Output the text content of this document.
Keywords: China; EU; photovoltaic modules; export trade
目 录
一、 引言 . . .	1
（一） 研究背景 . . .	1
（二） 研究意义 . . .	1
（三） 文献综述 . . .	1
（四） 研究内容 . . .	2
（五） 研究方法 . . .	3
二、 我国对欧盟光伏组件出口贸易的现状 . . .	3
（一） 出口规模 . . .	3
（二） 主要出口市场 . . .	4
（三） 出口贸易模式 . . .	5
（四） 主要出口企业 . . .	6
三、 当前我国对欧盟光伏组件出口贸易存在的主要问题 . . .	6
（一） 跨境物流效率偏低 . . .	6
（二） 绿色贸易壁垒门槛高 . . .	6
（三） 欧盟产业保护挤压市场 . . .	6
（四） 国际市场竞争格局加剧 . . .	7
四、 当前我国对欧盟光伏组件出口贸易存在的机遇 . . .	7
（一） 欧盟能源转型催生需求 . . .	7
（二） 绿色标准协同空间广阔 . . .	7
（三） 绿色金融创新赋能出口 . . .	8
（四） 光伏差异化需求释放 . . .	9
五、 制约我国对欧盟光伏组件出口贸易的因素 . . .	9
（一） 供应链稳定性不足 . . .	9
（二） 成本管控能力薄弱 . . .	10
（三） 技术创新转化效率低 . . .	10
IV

*Aim of the exercise*
Recopy the entries above exactly, with every line included.

*Output of the exercise*
Output the text content of this document.
Keywords: China; EU; photovoltaic modules; export trade
目 录
一、 引言 . . .	1
（一） 研究背景 . . .	1
（二） 研究意义 . . .	1
（三） 文献综述 . . .	1
（四） 研究内容 . . .	2
（五） 研究方法 . . .	3
二、 我国对欧盟光伏组件出口贸易的现状 . . .	3
（一） 出口规模 . . .	3
（二） 主要出口市场 . . .	4
（三） 出口贸易模式 . . .	5
（四） 主要出口企业 . . .	6
三、 当前我国对欧盟光伏组件出口贸易存在的主要问题 . . .	6
（一） 跨境物流效率偏低 . . .	6
（二） 绿色贸易壁垒门槛高 . . .	6
（三） 欧盟产业保护挤压市场 . . .	6
（四） 国际市场竞争格局加剧 . . .	7
四、 当前我国对欧盟光伏组件出口贸易存在的机遇 . . .	7
（一） 欧盟能源转型催生需求 . . .	7
（二） 绿色标准协同空间广阔 . . .	7
（三） 绿色金融创新赋能出口 . . .	8
（四） 光伏差异化需求释放 . . .	9
五、 制约我国对欧盟光伏组件出口贸易的因素 . . .	9
（一） 供应链稳定性不足 . . .	9
（二） 成本管控能力薄弱 . . .	10
（三） 技术创新转化效率低 . . .	10
IV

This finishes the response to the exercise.